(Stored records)
....
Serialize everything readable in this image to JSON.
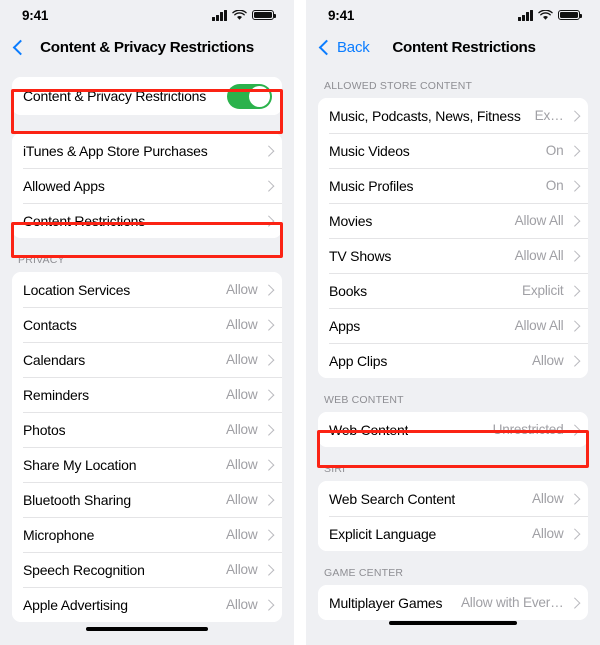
{
  "left_screen": {
    "status_bar": {
      "time": "9:41",
      "signal_icon": "cellular-bars-icon",
      "wifi_icon": "wifi-icon",
      "battery_icon": "battery-full-icon"
    },
    "nav": {
      "back_label": "",
      "title": "Content & Privacy Restrictions"
    },
    "toggle_row": {
      "label": "Content & Privacy Restrictions",
      "state": "on",
      "highlighted": true
    },
    "main_group": [
      {
        "label": "iTunes & App Store Purchases",
        "value": ""
      },
      {
        "label": "Allowed Apps",
        "value": ""
      },
      {
        "label": "Content Restrictions",
        "value": "",
        "highlighted": true
      }
    ],
    "privacy_section_title": "PRIVACY",
    "privacy_group": [
      {
        "label": "Location Services",
        "value": "Allow"
      },
      {
        "label": "Contacts",
        "value": "Allow"
      },
      {
        "label": "Calendars",
        "value": "Allow"
      },
      {
        "label": "Reminders",
        "value": "Allow"
      },
      {
        "label": "Photos",
        "value": "Allow"
      },
      {
        "label": "Share My Location",
        "value": "Allow"
      },
      {
        "label": "Bluetooth Sharing",
        "value": "Allow"
      },
      {
        "label": "Microphone",
        "value": "Allow"
      },
      {
        "label": "Speech Recognition",
        "value": "Allow"
      },
      {
        "label": "Apple Advertising",
        "value": "Allow"
      }
    ]
  },
  "right_screen": {
    "status_bar": {
      "time": "9:41",
      "signal_icon": "cellular-bars-icon",
      "wifi_icon": "wifi-icon",
      "battery_icon": "battery-full-icon"
    },
    "nav": {
      "back_label": "Back",
      "title": "Content Restrictions"
    },
    "store_section_title": "ALLOWED STORE CONTENT",
    "store_group": [
      {
        "label": "Music, Podcasts, News, Fitness",
        "value": "Ex…"
      },
      {
        "label": "Music Videos",
        "value": "On"
      },
      {
        "label": "Music Profiles",
        "value": "On"
      },
      {
        "label": "Movies",
        "value": "Allow All"
      },
      {
        "label": "TV Shows",
        "value": "Allow All"
      },
      {
        "label": "Books",
        "value": "Explicit"
      },
      {
        "label": "Apps",
        "value": "Allow All"
      },
      {
        "label": "App Clips",
        "value": "Allow"
      }
    ],
    "web_section_title": "WEB CONTENT",
    "web_group": [
      {
        "label": "Web Content",
        "value": "Unrestricted",
        "highlighted": true
      }
    ],
    "siri_section_title": "SIRI",
    "siri_group": [
      {
        "label": "Web Search Content",
        "value": "Allow"
      },
      {
        "label": "Explicit Language",
        "value": "Allow"
      }
    ],
    "game_center_section_title": "GAME CENTER",
    "game_center_group": [
      {
        "label": "Multiplayer Games",
        "value": "Allow with Ever…"
      }
    ]
  },
  "colors": {
    "accent_blue": "#0a7cff",
    "toggle_green": "#2bb24c",
    "highlight_red": "#fb2314",
    "background_gray": "#eff0f3",
    "card_white": "#ffffff",
    "secondary_text": "#a0a0a5"
  }
}
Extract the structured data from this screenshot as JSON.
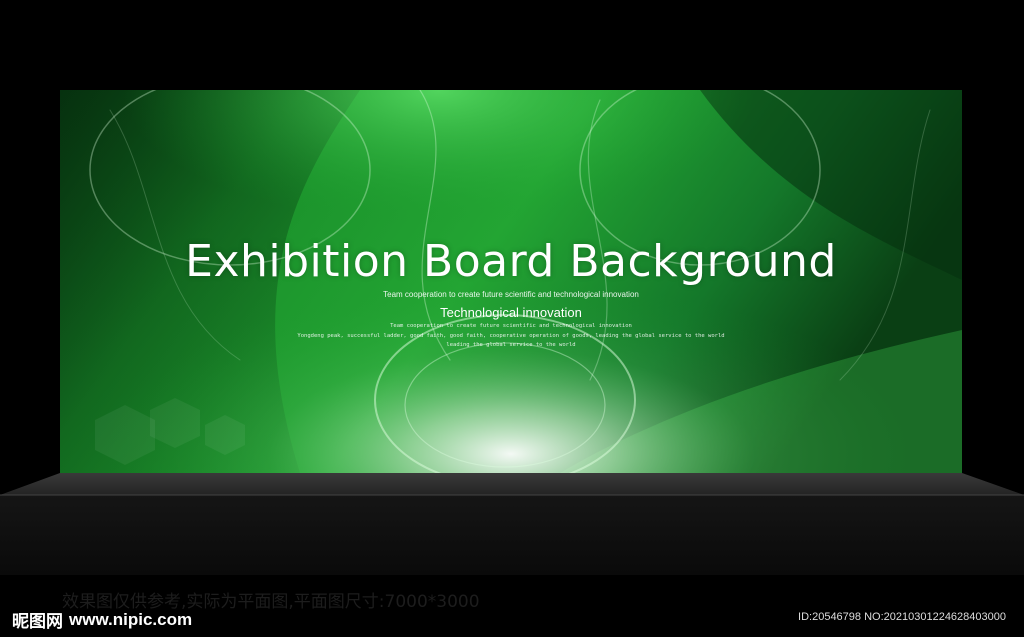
{
  "board": {
    "headline": "Exhibition Board Background",
    "tagline_1": "Team cooperation to create future scientific and technological innovation",
    "subheadline": "Technological innovation",
    "tagline_2": "Team cooperation to create future scientific and technological innovation",
    "tagline_3": "Yongdeng peak, successful ladder, good faith, good faith, cooperative operation of goods, leading the global service to the world",
    "tagline_4": "leading the global service to the world"
  },
  "footer": {
    "notice": "效果图仅供参考,实际为平面图,平面图尺寸:7000*3000",
    "brand": "昵图网",
    "url": "www.nipic.com",
    "image_id": "ID:20546798 NO:20210301224628403000"
  },
  "colors": {
    "background": "#000000",
    "board_green": "#1a9e2c",
    "stage": "#2a2a2a"
  }
}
....
▸ **Instructions for the task**:
Filter the records, keeping only lines that contain "leading", and show those lines.

▸ **Exercise answer**:
    "tagline_3": "Yongdeng peak, successful ladder, good faith, good faith, cooperative operation of goods, leading the global service to the world",
    "tagline_4": "leading the global service to the world"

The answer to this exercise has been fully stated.